**What is being asked**
From the records below, pull each line that has "xlabel".

Rows from a dataset:

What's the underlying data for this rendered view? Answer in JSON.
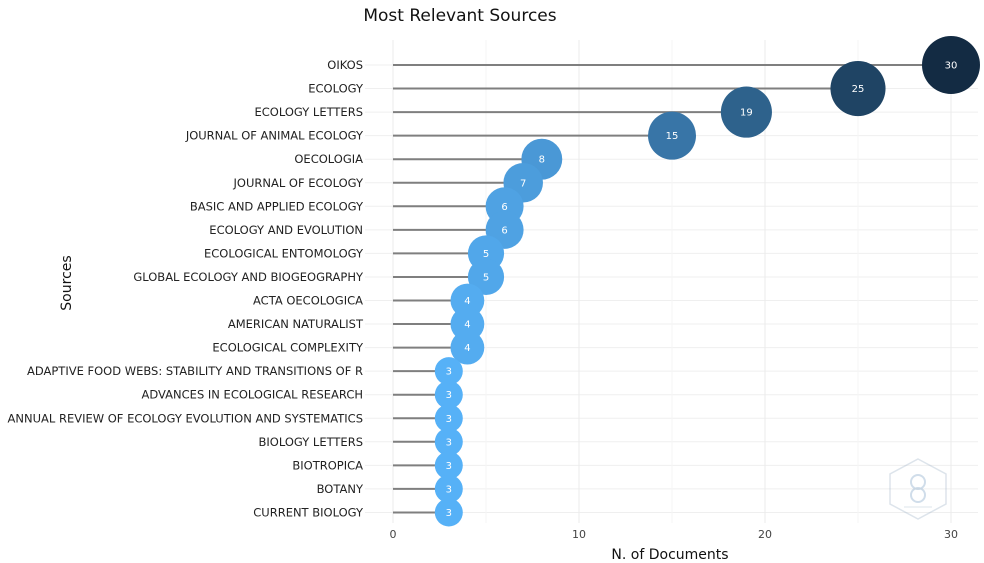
{
  "chart_data": {
    "type": "scatter",
    "subtype": "lollipop",
    "title": "Most Relevant Sources",
    "xlabel": "N. of Documents",
    "ylabel": "Sources",
    "xlim": [
      0,
      31
    ],
    "xticks": [
      0,
      10,
      20,
      30
    ],
    "grid": true,
    "color_scale": {
      "low": "#56B1F7",
      "high": "#132B43"
    },
    "categories": [
      "OIKOS",
      "ECOLOGY",
      "ECOLOGY LETTERS",
      "JOURNAL OF ANIMAL ECOLOGY",
      "OECOLOGIA",
      "JOURNAL OF ECOLOGY",
      "BASIC AND APPLIED ECOLOGY",
      "ECOLOGY AND EVOLUTION",
      "ECOLOGICAL ENTOMOLOGY",
      "GLOBAL ECOLOGY AND BIOGEOGRAPHY",
      "ACTA OECOLOGICA",
      "AMERICAN NATURALIST",
      "ECOLOGICAL COMPLEXITY",
      "ADAPTIVE FOOD WEBS: STABILITY AND TRANSITIONS OF R",
      "ADVANCES IN ECOLOGICAL RESEARCH",
      "ANNUAL REVIEW OF ECOLOGY EVOLUTION AND SYSTEMATICS",
      "BIOLOGY LETTERS",
      "BIOTROPICA",
      "BOTANY",
      "CURRENT BIOLOGY"
    ],
    "values": [
      30,
      25,
      19,
      15,
      8,
      7,
      6,
      6,
      5,
      5,
      4,
      4,
      4,
      3,
      3,
      3,
      3,
      3,
      3,
      3
    ]
  },
  "watermark": {
    "icon": "bibliometrix-logo-icon"
  }
}
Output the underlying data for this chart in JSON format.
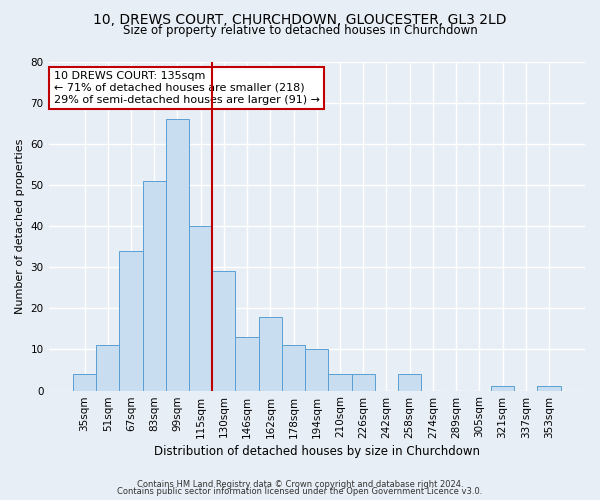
{
  "title": "10, DREWS COURT, CHURCHDOWN, GLOUCESTER, GL3 2LD",
  "subtitle": "Size of property relative to detached houses in Churchdown",
  "xlabel": "Distribution of detached houses by size in Churchdown",
  "ylabel": "Number of detached properties",
  "bar_labels": [
    "35sqm",
    "51sqm",
    "67sqm",
    "83sqm",
    "99sqm",
    "115sqm",
    "130sqm",
    "146sqm",
    "162sqm",
    "178sqm",
    "194sqm",
    "210sqm",
    "226sqm",
    "242sqm",
    "258sqm",
    "274sqm",
    "289sqm",
    "305sqm",
    "321sqm",
    "337sqm",
    "353sqm"
  ],
  "bar_values": [
    4,
    11,
    34,
    51,
    66,
    40,
    29,
    13,
    18,
    11,
    10,
    4,
    4,
    0,
    4,
    0,
    0,
    0,
    1,
    0,
    1
  ],
  "bar_color": "#c9ddf0",
  "bar_edge_color": "#5a9fd4",
  "vline_color": "#c00000",
  "annotation_text": "10 DREWS COURT: 135sqm\n← 71% of detached houses are smaller (218)\n29% of semi-detached houses are larger (91) →",
  "annotation_box_color": "#ffffff",
  "annotation_box_edge": "#c00000",
  "ylim": [
    0,
    80
  ],
  "yticks": [
    0,
    10,
    20,
    30,
    40,
    50,
    60,
    70,
    80
  ],
  "footer1": "Contains HM Land Registry data © Crown copyright and database right 2024.",
  "footer2": "Contains public sector information licensed under the Open Government Licence v3.0.",
  "bg_color": "#e8eef5",
  "grid_color": "#ffffff",
  "title_fontsize": 10,
  "subtitle_fontsize": 8.5
}
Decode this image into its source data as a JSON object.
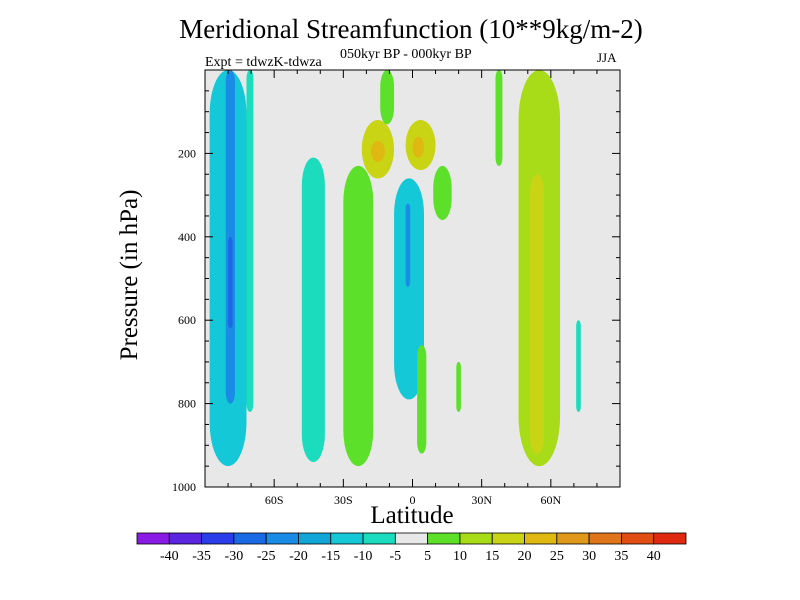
{
  "chart_data": {
    "type": "contour",
    "title": "Meridional Streamfunction (10**9kg/m-2)",
    "subtitle": "050kyr BP - 000kyr BP",
    "experiment": "Expt = tdwzK-tdwza",
    "season": "JJA",
    "xlabel": "Latitude",
    "ylabel": "Pressure (in hPa)",
    "xlim": [
      -90,
      90
    ],
    "ylim": [
      1000,
      0
    ],
    "x_ticks": [
      {
        "value": -60,
        "label": "60S"
      },
      {
        "value": -30,
        "label": "30S"
      },
      {
        "value": 0,
        "label": "0"
      },
      {
        "value": 30,
        "label": "30N"
      },
      {
        "value": 60,
        "label": "60N"
      }
    ],
    "y_ticks": [
      {
        "value": 200,
        "label": "200"
      },
      {
        "value": 400,
        "label": "400"
      },
      {
        "value": 600,
        "label": "600"
      },
      {
        "value": 800,
        "label": "800"
      },
      {
        "value": 1000,
        "label": "1000"
      }
    ],
    "background_color": "#e8e8e8",
    "colorbar": {
      "labels": [
        "-40",
        "-35",
        "-30",
        "-25",
        "-20",
        "-15",
        "-10",
        "-5",
        "5",
        "10",
        "15",
        "20",
        "25",
        "30",
        "35",
        "40"
      ],
      "colors": [
        "#8a1be6",
        "#5a24e0",
        "#2a3de8",
        "#1a6ae6",
        "#1b8ce6",
        "#12a6d8",
        "#14c8d8",
        "#1bdcbc",
        "#e8e8e8",
        "#5ce02a",
        "#a8dc18",
        "#c8d414",
        "#e0b812",
        "#e0981a",
        "#e07418",
        "#e04e14",
        "#e02a10"
      ]
    },
    "regions": [
      {
        "name": "sh-polar-cell-negative",
        "level": -15,
        "lat": [
          -88,
          -72
        ],
        "p": [
          0,
          950
        ]
      },
      {
        "name": "sh-polar-core",
        "level": -25,
        "lat": [
          -81,
          -77
        ],
        "p": [
          0,
          800
        ]
      },
      {
        "name": "sh-polar-core-deep",
        "level": -30,
        "lat": [
          -80,
          -78
        ],
        "p": [
          400,
          620
        ]
      },
      {
        "name": "sh-polar-narrow",
        "level": -10,
        "lat": [
          -72,
          -69
        ],
        "p": [
          0,
          820
        ]
      },
      {
        "name": "sh-midlat-negative",
        "level": -10,
        "lat": [
          -48,
          -38
        ],
        "p": [
          210,
          940
        ]
      },
      {
        "name": "sh-subtropic-positive",
        "level": 5,
        "lat": [
          -30,
          -17
        ],
        "p": [
          230,
          950
        ]
      },
      {
        "name": "upper-positive-west",
        "level": 15,
        "lat": [
          -22,
          -8
        ],
        "p": [
          120,
          260
        ]
      },
      {
        "name": "upper-positive-west-core",
        "level": 20,
        "lat": [
          -18,
          -12
        ],
        "p": [
          170,
          220
        ]
      },
      {
        "name": "upper-positive-east",
        "level": 15,
        "lat": [
          -3,
          10
        ],
        "p": [
          120,
          240
        ]
      },
      {
        "name": "upper-positive-east-core",
        "level": 20,
        "lat": [
          0,
          5
        ],
        "p": [
          160,
          210
        ]
      },
      {
        "name": "upper-positive-top",
        "level": 5,
        "lat": [
          -14,
          -8
        ],
        "p": [
          0,
          130
        ]
      },
      {
        "name": "equatorial-negative",
        "level": -15,
        "lat": [
          -8,
          5
        ],
        "p": [
          260,
          790
        ]
      },
      {
        "name": "equatorial-negative-core",
        "level": -25,
        "lat": [
          -3,
          -1
        ],
        "p": [
          320,
          520
        ]
      },
      {
        "name": "nh-tropic-positive",
        "level": 5,
        "lat": [
          9,
          17
        ],
        "p": [
          230,
          360
        ]
      },
      {
        "name": "nh-tropic-lower",
        "level": 5,
        "lat": [
          2,
          6
        ],
        "p": [
          660,
          920
        ]
      },
      {
        "name": "nh-subtropic-narrow",
        "level": 5,
        "lat": [
          19,
          21
        ],
        "p": [
          700,
          820
        ]
      },
      {
        "name": "nh-narrow-top",
        "level": 5,
        "lat": [
          36,
          39
        ],
        "p": [
          0,
          230
        ]
      },
      {
        "name": "nh-midlat-positive",
        "level": 10,
        "lat": [
          46,
          64
        ],
        "p": [
          0,
          950
        ]
      },
      {
        "name": "nh-midlat-core",
        "level": 15,
        "lat": [
          51,
          57
        ],
        "p": [
          250,
          920
        ]
      },
      {
        "name": "nh-polar-narrow",
        "level": -10,
        "lat": [
          71,
          73
        ],
        "p": [
          600,
          820
        ]
      }
    ]
  }
}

**Written answer**
    "xlabel": "N. of Documents",
  "xlabel": "Distribution of detached houses by size in Churchdown",
    "xlabel": "Latitude",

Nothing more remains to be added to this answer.